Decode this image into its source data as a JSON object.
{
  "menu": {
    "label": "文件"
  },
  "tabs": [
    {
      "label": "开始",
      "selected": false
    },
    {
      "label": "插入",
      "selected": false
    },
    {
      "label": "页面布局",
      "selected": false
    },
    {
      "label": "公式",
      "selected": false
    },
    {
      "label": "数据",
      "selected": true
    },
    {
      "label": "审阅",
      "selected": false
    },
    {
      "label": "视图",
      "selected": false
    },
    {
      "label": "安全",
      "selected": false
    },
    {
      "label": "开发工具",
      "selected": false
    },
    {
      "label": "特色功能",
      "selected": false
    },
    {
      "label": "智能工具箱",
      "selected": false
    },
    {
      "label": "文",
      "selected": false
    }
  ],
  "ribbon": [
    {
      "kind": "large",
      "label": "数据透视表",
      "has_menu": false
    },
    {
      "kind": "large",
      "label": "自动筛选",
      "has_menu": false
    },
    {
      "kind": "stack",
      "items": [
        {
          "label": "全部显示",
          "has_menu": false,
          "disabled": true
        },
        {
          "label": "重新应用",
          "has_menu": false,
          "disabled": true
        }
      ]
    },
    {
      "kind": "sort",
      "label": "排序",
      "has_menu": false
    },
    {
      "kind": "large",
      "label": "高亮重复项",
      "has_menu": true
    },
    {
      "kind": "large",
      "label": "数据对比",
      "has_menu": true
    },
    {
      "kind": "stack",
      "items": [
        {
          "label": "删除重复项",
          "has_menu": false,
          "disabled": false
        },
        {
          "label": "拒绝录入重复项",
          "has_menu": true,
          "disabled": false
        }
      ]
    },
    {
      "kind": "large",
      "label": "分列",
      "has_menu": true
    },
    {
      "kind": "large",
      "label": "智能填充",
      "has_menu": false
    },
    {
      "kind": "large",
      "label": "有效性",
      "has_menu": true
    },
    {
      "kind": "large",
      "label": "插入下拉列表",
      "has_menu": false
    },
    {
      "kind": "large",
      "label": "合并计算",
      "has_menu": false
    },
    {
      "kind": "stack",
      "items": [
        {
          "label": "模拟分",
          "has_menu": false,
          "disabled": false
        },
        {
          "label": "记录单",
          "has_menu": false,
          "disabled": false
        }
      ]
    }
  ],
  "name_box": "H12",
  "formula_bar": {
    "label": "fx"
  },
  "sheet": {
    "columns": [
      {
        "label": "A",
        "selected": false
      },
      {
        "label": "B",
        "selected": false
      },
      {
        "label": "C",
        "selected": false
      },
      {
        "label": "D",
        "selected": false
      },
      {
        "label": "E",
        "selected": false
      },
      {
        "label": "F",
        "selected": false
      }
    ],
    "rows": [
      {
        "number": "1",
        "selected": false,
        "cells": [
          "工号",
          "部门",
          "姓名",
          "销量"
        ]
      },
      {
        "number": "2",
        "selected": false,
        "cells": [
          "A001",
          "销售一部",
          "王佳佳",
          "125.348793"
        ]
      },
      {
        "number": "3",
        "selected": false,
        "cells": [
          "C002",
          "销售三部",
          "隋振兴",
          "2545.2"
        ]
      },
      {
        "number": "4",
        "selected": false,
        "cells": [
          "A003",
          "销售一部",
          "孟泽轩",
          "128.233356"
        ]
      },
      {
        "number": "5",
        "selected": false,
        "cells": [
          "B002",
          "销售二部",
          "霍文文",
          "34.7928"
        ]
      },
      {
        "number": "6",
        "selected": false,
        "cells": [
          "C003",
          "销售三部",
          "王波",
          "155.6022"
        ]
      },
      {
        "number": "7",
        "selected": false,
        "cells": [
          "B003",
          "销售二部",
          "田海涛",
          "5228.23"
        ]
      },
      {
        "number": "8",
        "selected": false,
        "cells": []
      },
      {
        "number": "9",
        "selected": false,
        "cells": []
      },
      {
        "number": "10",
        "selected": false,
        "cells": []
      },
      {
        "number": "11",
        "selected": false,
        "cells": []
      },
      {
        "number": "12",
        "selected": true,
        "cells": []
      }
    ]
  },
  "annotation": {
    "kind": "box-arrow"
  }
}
++++
WHAT YOU WILL DO:
Copy all the records above precisely.

RESPONSE TO THE TASK:
Decode this image into its source data as a JSON object.
{
  "menu": {
    "label": "文件"
  },
  "tabs": [
    {
      "label": "开始",
      "selected": false
    },
    {
      "label": "插入",
      "selected": false
    },
    {
      "label": "页面布局",
      "selected": false
    },
    {
      "label": "公式",
      "selected": false
    },
    {
      "label": "数据",
      "selected": true
    },
    {
      "label": "审阅",
      "selected": false
    },
    {
      "label": "视图",
      "selected": false
    },
    {
      "label": "安全",
      "selected": false
    },
    {
      "label": "开发工具",
      "selected": false
    },
    {
      "label": "特色功能",
      "selected": false
    },
    {
      "label": "智能工具箱",
      "selected": false
    },
    {
      "label": "文",
      "selected": false
    }
  ],
  "ribbon": [
    {
      "kind": "large",
      "label": "数据透视表",
      "has_menu": false
    },
    {
      "kind": "large",
      "label": "自动筛选",
      "has_menu": false
    },
    {
      "kind": "stack",
      "items": [
        {
          "label": "全部显示",
          "has_menu": false,
          "disabled": true
        },
        {
          "label": "重新应用",
          "has_menu": false,
          "disabled": true
        }
      ]
    },
    {
      "kind": "sort",
      "label": "排序",
      "has_menu": false
    },
    {
      "kind": "large",
      "label": "高亮重复项",
      "has_menu": true
    },
    {
      "kind": "large",
      "label": "数据对比",
      "has_menu": true
    },
    {
      "kind": "stack",
      "items": [
        {
          "label": "删除重复项",
          "has_menu": false,
          "disabled": false
        },
        {
          "label": "拒绝录入重复项",
          "has_menu": true,
          "disabled": false
        }
      ]
    },
    {
      "kind": "large",
      "label": "分列",
      "has_menu": true
    },
    {
      "kind": "large",
      "label": "智能填充",
      "has_menu": false
    },
    {
      "kind": "large",
      "label": "有效性",
      "has_menu": true
    },
    {
      "kind": "large",
      "label": "插入下拉列表",
      "has_menu": false
    },
    {
      "kind": "large",
      "label": "合并计算",
      "has_menu": false
    },
    {
      "kind": "stack",
      "items": [
        {
          "label": "模拟分",
          "has_menu": false,
          "disabled": false
        },
        {
          "label": "记录单",
          "has_menu": false,
          "disabled": false
        }
      ]
    }
  ],
  "name_box": "H12",
  "formula_bar": {
    "label": "fx"
  },
  "sheet": {
    "columns": [
      {
        "label": "A",
        "selected": false
      },
      {
        "label": "B",
        "selected": false
      },
      {
        "label": "C",
        "selected": false
      },
      {
        "label": "D",
        "selected": false
      },
      {
        "label": "E",
        "selected": false
      },
      {
        "label": "F",
        "selected": false
      }
    ],
    "rows": [
      {
        "number": "1",
        "selected": false,
        "cells": [
          "工号",
          "部门",
          "姓名",
          "销量"
        ]
      },
      {
        "number": "2",
        "selected": false,
        "cells": [
          "A001",
          "销售一部",
          "王佳佳",
          "125.348793"
        ]
      },
      {
        "number": "3",
        "selected": false,
        "cells": [
          "C002",
          "销售三部",
          "隋振兴",
          "2545.2"
        ]
      },
      {
        "number": "4",
        "selected": false,
        "cells": [
          "A003",
          "销售一部",
          "孟泽轩",
          "128.233356"
        ]
      },
      {
        "number": "5",
        "selected": false,
        "cells": [
          "B002",
          "销售二部",
          "霍文文",
          "34.7928"
        ]
      },
      {
        "number": "6",
        "selected": false,
        "cells": [
          "C003",
          "销售三部",
          "王波",
          "155.6022"
        ]
      },
      {
        "number": "7",
        "selected": false,
        "cells": [
          "B003",
          "销售二部",
          "田海涛",
          "5228.23"
        ]
      },
      {
        "number": "8",
        "selected": false,
        "cells": []
      },
      {
        "number": "9",
        "selected": false,
        "cells": []
      },
      {
        "number": "10",
        "selected": false,
        "cells": []
      },
      {
        "number": "11",
        "selected": false,
        "cells": []
      },
      {
        "number": "12",
        "selected": true,
        "cells": []
      }
    ]
  },
  "annotation": {
    "kind": "box-arrow"
  }
}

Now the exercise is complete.